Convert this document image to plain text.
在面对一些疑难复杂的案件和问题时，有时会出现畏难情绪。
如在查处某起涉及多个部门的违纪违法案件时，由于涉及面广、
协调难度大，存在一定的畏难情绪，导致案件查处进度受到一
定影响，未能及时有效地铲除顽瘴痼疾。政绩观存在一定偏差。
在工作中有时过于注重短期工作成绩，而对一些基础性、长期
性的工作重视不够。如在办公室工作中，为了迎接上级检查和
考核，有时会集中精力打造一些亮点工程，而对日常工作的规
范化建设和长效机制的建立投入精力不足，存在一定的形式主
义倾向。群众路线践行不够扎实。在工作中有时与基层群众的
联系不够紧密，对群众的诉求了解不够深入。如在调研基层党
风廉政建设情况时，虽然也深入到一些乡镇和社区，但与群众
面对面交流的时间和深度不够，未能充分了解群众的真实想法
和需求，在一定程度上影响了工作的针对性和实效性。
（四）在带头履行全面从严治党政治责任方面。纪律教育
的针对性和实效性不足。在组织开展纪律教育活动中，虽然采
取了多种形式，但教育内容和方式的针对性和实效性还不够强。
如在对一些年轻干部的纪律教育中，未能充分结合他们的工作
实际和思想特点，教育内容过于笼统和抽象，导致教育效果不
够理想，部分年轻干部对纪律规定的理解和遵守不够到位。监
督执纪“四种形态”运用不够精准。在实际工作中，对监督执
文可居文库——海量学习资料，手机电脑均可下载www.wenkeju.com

# Brief
Repeat all the entries exactly as given.

# Solved problem
Convert this document image to plain text.
在面对一些疑难复杂的案件和问题时，有时会出现畏难情绪。
如在查处某起涉及多个部门的违纪违法案件时，由于涉及面广、
协调难度大，存在一定的畏难情绪，导致案件查处进度受到一
定影响，未能及时有效地铲除顽瘴痼疾。政绩观存在一定偏差。
在工作中有时过于注重短期工作成绩，而对一些基础性、长期
性的工作重视不够。如在办公室工作中，为了迎接上级检查和
考核，有时会集中精力打造一些亮点工程，而对日常工作的规
范化建设和长效机制的建立投入精力不足，存在一定的形式主
义倾向。群众路线践行不够扎实。在工作中有时与基层群众的
联系不够紧密，对群众的诉求了解不够深入。如在调研基层党
风廉政建设情况时，虽然也深入到一些乡镇和社区，但与群众
面对面交流的时间和深度不够，未能充分了解群众的真实想法
和需求，在一定程度上影响了工作的针对性和实效性。
（四）在带头履行全面从严治党政治责任方面。纪律教育
的针对性和实效性不足。在组织开展纪律教育活动中，虽然采
取了多种形式，但教育内容和方式的针对性和实效性还不够强。
如在对一些年轻干部的纪律教育中，未能充分结合他们的工作
实际和思想特点，教育内容过于笼统和抽象，导致教育效果不
够理想，部分年轻干部对纪律规定的理解和遵守不够到位。监
督执纪“四种形态”运用不够精准。在实际工作中，对监督执
文可居文库——海量学习资料，手机电脑均可下载www.wenkeju.com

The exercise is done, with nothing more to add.